§ **Instructions for the task**: Pick every line from the data that holds the word "Windows".

§ **Supplied material**:
--

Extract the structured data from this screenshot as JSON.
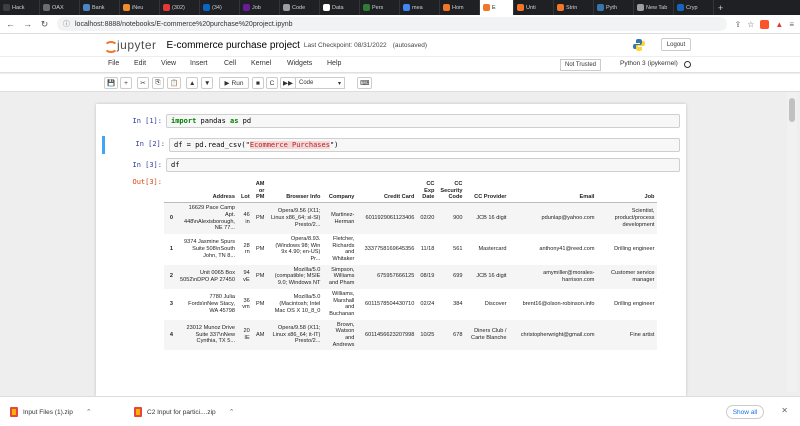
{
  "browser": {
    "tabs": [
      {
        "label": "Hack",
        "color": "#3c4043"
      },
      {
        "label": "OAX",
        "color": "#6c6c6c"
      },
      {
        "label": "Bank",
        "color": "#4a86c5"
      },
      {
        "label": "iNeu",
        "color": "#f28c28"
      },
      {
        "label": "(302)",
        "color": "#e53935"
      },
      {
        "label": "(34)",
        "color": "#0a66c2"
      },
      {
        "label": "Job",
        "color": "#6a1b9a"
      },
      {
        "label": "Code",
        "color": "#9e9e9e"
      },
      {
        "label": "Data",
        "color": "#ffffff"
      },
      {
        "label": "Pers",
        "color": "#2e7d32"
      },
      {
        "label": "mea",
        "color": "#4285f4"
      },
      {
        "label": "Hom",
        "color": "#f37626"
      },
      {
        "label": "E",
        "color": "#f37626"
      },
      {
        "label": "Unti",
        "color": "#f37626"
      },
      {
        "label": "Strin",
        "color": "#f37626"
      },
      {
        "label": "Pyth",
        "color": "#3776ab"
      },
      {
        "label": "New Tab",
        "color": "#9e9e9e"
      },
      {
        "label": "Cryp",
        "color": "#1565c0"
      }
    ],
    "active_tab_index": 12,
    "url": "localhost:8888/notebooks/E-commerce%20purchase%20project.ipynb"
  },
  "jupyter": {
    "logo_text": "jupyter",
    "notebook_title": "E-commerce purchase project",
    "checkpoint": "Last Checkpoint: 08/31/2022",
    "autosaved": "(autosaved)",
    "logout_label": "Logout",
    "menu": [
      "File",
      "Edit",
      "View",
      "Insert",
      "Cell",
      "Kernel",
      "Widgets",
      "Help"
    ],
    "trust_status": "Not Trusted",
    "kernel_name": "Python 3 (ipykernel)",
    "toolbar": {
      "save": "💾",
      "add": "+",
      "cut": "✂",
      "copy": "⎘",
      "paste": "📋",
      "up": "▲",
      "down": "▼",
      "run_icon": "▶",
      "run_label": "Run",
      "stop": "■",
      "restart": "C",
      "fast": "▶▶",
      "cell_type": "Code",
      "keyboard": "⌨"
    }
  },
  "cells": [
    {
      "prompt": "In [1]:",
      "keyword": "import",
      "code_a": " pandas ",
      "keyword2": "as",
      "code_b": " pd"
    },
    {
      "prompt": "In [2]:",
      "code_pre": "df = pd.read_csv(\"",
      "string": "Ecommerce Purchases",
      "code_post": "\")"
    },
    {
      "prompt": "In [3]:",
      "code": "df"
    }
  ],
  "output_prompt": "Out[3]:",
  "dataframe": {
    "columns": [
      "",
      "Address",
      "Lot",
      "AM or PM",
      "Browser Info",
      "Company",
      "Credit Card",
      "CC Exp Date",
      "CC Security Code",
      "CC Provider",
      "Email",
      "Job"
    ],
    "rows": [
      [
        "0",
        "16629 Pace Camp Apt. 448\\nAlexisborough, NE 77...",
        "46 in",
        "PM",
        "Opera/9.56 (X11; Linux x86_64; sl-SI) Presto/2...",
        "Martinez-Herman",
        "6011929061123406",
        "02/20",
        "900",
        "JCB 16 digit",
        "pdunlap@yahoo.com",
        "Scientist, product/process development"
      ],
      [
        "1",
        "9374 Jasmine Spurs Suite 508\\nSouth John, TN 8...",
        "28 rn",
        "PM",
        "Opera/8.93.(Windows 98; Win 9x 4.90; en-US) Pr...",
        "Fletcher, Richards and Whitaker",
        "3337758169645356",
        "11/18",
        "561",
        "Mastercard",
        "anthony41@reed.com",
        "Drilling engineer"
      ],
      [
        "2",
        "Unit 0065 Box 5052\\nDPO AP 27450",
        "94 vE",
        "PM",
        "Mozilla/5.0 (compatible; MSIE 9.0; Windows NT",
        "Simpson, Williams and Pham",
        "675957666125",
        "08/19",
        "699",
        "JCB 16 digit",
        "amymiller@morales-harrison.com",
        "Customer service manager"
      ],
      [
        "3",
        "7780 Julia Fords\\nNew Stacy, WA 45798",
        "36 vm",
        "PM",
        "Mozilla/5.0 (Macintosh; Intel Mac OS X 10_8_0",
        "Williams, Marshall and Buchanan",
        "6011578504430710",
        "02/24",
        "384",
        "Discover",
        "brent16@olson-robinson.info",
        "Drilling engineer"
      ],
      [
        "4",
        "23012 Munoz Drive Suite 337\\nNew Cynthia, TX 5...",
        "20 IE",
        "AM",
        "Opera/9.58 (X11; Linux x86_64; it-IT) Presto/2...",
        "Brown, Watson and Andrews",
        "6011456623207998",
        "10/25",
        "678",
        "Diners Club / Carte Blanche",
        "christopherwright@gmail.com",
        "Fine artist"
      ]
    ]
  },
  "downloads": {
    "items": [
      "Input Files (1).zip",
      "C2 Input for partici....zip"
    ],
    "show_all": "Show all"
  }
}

--

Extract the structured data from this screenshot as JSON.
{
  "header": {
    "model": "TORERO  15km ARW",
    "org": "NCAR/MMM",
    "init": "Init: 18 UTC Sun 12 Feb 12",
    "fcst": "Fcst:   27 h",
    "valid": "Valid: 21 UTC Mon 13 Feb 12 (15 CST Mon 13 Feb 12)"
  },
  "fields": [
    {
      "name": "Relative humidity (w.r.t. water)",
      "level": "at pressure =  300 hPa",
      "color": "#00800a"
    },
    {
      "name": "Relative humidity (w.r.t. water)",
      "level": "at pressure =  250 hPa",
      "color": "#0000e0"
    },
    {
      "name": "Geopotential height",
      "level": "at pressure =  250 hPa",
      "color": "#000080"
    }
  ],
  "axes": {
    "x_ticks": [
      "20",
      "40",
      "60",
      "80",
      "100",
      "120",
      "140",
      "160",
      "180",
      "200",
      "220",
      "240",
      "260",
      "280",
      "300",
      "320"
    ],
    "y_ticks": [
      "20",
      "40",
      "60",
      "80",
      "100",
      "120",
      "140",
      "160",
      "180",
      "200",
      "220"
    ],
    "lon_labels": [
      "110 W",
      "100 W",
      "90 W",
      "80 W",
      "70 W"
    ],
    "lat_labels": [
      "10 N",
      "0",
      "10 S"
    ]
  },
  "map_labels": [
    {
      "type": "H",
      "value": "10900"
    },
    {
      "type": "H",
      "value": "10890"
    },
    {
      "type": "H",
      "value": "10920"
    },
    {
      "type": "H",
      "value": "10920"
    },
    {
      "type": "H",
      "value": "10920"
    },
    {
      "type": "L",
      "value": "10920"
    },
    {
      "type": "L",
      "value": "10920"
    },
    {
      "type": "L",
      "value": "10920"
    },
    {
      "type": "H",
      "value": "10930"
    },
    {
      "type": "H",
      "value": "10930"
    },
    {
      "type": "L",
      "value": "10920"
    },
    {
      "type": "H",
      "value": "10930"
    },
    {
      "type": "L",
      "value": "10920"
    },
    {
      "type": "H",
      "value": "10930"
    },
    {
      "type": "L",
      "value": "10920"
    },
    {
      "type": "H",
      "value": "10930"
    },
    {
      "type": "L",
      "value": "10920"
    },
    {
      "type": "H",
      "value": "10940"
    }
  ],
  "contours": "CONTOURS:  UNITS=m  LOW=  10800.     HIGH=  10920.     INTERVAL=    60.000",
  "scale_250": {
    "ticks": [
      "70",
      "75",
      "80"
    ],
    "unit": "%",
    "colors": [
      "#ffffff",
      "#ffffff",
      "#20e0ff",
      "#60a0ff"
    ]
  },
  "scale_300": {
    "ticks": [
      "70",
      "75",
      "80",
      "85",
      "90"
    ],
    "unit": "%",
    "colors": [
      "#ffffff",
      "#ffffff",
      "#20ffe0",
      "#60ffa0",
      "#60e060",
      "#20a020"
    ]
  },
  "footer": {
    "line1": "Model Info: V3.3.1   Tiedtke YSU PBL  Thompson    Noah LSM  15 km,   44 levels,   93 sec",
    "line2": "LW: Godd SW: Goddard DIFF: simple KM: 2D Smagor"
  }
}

--

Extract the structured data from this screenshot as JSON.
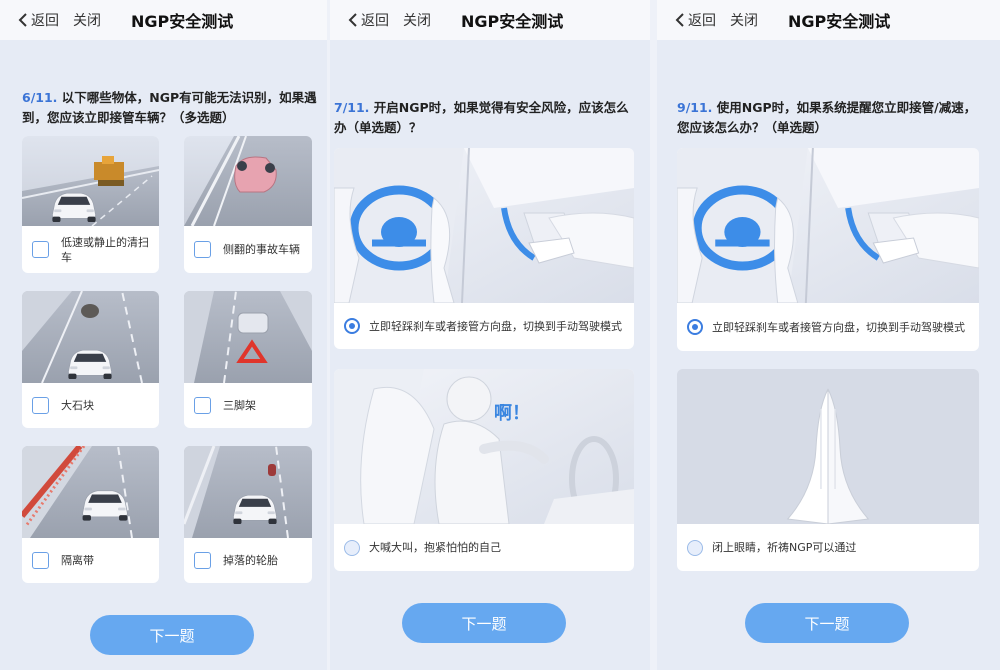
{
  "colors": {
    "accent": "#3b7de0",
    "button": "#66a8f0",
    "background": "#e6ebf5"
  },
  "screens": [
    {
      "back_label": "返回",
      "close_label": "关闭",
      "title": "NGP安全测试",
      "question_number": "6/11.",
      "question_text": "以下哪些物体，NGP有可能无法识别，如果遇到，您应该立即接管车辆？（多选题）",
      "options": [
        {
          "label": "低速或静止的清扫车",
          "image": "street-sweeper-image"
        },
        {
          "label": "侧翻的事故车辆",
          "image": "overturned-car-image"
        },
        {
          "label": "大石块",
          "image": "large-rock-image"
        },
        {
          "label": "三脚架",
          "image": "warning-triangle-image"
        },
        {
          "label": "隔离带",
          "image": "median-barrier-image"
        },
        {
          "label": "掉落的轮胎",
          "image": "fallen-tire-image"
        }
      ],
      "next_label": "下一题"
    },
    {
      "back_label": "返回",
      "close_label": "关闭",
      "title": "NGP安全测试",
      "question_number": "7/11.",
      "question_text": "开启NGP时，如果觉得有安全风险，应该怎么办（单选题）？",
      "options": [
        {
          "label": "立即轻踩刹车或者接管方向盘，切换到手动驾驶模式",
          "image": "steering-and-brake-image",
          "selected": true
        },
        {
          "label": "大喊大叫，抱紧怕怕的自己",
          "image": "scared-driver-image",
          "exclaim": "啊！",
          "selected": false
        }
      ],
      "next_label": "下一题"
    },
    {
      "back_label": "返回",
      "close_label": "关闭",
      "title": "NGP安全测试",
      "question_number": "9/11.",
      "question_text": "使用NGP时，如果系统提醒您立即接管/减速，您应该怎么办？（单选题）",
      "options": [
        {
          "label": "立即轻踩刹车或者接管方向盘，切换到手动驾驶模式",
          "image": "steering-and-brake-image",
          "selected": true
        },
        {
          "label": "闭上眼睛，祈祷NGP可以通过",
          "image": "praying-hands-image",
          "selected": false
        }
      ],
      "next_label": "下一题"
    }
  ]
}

--

§ **Full output**:
        "Opera/8.93.(Windows 98; Win 9x 4.90; en-US) Pr...",
        "Mozilla/5.0 (compatible; MSIE 9.0; Windows NT",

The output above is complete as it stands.